● Instructions to follow: Search the listing for the string "Output" and copy every line that contains it.

— begin Source data —

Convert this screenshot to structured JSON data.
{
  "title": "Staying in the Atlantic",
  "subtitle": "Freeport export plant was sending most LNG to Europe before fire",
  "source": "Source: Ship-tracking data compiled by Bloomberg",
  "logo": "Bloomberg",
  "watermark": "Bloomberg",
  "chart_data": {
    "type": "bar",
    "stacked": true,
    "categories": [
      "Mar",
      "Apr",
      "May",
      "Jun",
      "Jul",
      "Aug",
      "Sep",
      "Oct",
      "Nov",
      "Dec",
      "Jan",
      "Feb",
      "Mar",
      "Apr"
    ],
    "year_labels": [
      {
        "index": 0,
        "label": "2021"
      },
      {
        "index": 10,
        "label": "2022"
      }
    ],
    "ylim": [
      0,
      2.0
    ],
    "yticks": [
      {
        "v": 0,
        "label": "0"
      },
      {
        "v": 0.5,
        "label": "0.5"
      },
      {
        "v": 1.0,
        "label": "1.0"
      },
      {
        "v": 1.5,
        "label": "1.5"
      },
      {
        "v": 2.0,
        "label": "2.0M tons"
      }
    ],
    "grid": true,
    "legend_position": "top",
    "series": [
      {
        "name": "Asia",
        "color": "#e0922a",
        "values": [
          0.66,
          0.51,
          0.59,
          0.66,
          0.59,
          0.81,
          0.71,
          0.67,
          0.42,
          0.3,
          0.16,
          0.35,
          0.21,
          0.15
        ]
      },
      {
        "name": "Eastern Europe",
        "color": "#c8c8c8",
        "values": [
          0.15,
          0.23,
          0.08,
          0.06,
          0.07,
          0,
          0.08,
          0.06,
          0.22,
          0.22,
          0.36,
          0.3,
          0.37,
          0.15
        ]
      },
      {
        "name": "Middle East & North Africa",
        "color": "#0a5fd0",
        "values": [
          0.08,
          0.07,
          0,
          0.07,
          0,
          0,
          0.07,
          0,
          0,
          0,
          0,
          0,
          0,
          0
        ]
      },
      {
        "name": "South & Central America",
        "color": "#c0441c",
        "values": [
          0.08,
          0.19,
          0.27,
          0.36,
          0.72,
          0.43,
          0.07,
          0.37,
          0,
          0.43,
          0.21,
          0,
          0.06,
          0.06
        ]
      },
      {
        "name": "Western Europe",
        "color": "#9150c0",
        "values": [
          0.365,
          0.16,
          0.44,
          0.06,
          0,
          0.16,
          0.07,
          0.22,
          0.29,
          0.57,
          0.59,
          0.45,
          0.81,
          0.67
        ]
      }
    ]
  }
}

— end Source data —
— begin Source data —

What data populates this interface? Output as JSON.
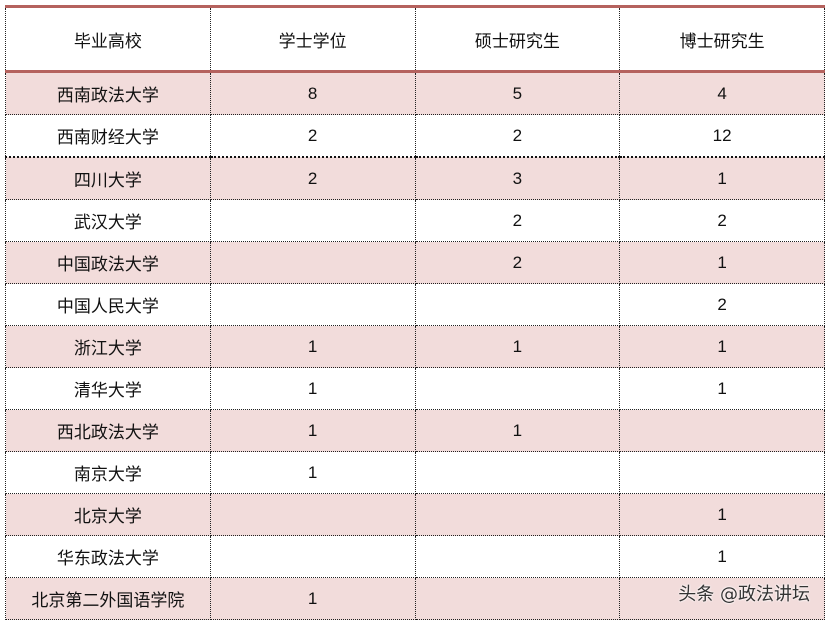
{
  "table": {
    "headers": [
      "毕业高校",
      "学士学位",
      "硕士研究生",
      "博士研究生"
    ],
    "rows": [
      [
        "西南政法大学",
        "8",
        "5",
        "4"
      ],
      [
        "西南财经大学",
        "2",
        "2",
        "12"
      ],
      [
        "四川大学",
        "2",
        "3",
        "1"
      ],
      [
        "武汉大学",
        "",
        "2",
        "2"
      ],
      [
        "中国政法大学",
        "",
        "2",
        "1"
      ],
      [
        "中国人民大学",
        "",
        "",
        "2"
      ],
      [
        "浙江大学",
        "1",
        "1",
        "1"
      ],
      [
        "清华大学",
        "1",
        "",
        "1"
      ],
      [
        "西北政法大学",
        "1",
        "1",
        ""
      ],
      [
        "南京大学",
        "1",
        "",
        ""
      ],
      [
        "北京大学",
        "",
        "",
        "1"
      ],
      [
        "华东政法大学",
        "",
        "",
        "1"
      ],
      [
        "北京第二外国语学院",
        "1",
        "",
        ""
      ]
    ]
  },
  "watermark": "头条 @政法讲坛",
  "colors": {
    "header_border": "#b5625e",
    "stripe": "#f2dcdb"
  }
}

— end Source data —
— begin Source data —

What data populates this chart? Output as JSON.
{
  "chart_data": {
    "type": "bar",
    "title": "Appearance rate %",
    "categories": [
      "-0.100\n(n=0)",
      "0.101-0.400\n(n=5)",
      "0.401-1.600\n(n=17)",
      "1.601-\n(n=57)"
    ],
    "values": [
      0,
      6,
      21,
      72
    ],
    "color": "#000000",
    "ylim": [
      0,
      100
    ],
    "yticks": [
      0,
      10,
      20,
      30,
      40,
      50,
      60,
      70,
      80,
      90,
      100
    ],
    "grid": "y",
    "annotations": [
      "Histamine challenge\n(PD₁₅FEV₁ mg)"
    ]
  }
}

— end Source data —

● In response:
What data populates this interface? Output as JSON.
What data populates this chart? Output as JSON.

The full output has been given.